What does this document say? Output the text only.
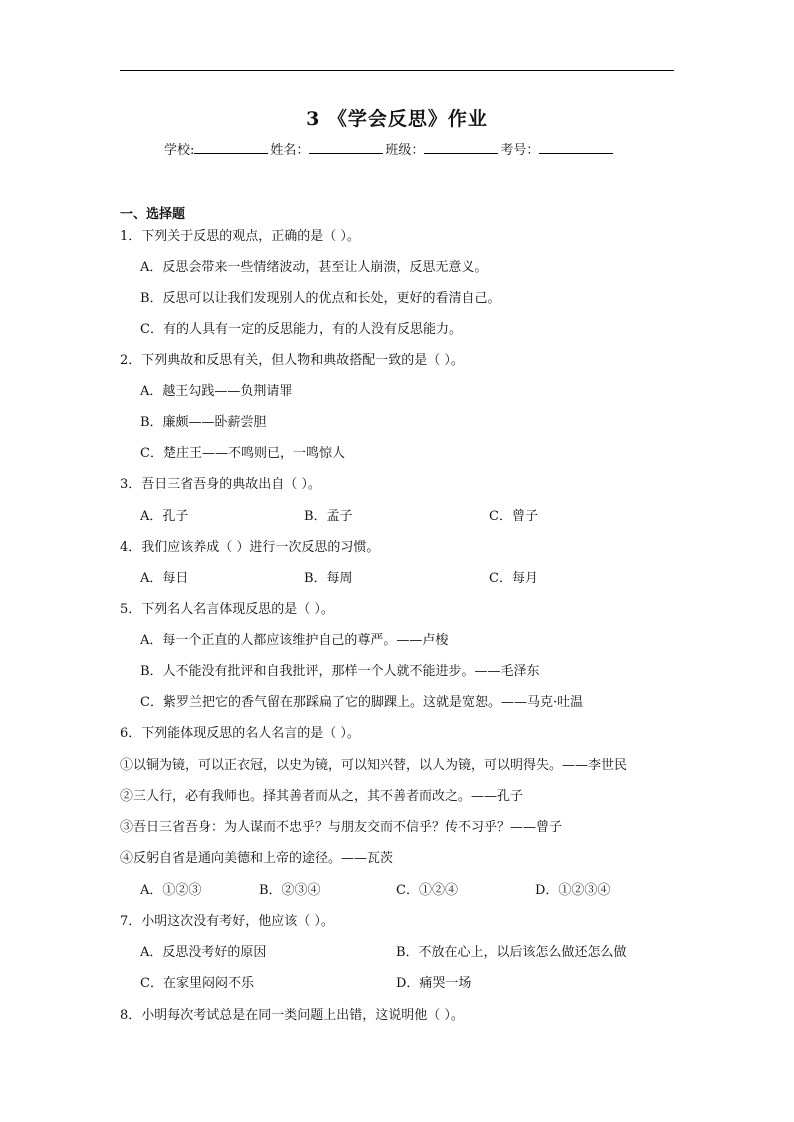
3 《学会反思》作业
学校:	姓名：	班级：	考号：
一、选择题
1．下列关于反思的观点，正确的是（ ）。
A．反思会带来一些情绪波动，甚至让人崩溃，反思无意义。
B．反思可以让我们发现别人的优点和长处，更好的看清自己。
C．有的人具有一定的反思能力，有的人没有反思能力。
2．下列典故和反思有关，但人物和典故搭配一致的是（ ）。
A．越王勾践——负荆请罪
B．廉颇——卧薪尝胆
C．楚庄王——不鸣则已，一鸣惊人
3．吾日三省吾身的典故出自（ ）。
A．孔子	B．孟子	C．曾子
4．我们应该养成（ ）进行一次反思的习惯。
A．每日	B．每周	C．每月
5．下列名人名言体现反思的是（ ）。
A．每一个正直的人都应该维护自己的尊严。——卢梭
B．人不能没有批评和自我批评，那样一个人就不能进步。——毛泽东
C．紫罗兰把它的香气留在那踩扁了它的脚踝上。这就是宽恕。——马克·吐温
6．下列能体现反思的名人名言的是（ ）。
①以铜为镜，可以正衣冠，以史为镜，可以知兴替，以人为镜，可以明得失。——李世民
②三人行，必有我师也。择其善者而从之，其不善者而改之。——孔子
③吾日三省吾身：为人谋而不忠乎？与朋友交而不信乎？传不习乎？——曾子
④反躬自省是通向美德和上帝的途径。——瓦茨
A．①②③	B．②③④	C．①②④	D．①②③④
7．小明这次没有考好，他应该（ ）。
A．反思没考好的原因	B．不放在心上，以后该怎么做还怎么做
C．在家里闷闷不乐	D．痛哭一场
8．小明每次考试总是在同一类问题上出错，这说明他（ ）。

§ Your instructions
Leave out the pictures, and give all the records again exactly.

§ Full solution
What does this document say? Output the text only.
3 《学会反思》作业
学校:	姓名：	班级：	考号：
一、选择题
1．下列关于反思的观点，正确的是（ ）。
A．反思会带来一些情绪波动，甚至让人崩溃，反思无意义。
B．反思可以让我们发现别人的优点和长处，更好的看清自己。
C．有的人具有一定的反思能力，有的人没有反思能力。
2．下列典故和反思有关，但人物和典故搭配一致的是（ ）。
A．越王勾践——负荆请罪
B．廉颇——卧薪尝胆
C．楚庄王——不鸣则已，一鸣惊人
3．吾日三省吾身的典故出自（ ）。
A．孔子	B．孟子	C．曾子
4．我们应该养成（ ）进行一次反思的习惯。
A．每日	B．每周	C．每月
5．下列名人名言体现反思的是（ ）。
A．每一个正直的人都应该维护自己的尊严。——卢梭
B．人不能没有批评和自我批评，那样一个人就不能进步。——毛泽东
C．紫罗兰把它的香气留在那踩扁了它的脚踝上。这就是宽恕。——马克·吐温
6．下列能体现反思的名人名言的是（ ）。
①以铜为镜，可以正衣冠，以史为镜，可以知兴替，以人为镜，可以明得失。——李世民
②三人行，必有我师也。择其善者而从之，其不善者而改之。——孔子
③吾日三省吾身：为人谋而不忠乎？与朋友交而不信乎？传不习乎？——曾子
④反躬自省是通向美德和上帝的途径。——瓦茨
A．①②③	B．②③④	C．①②④	D．①②③④
7．小明这次没有考好，他应该（ ）。
A．反思没考好的原因	B．不放在心上，以后该怎么做还怎么做
C．在家里闷闷不乐	D．痛哭一场
8．小明每次考试总是在同一类问题上出错，这说明他（ ）。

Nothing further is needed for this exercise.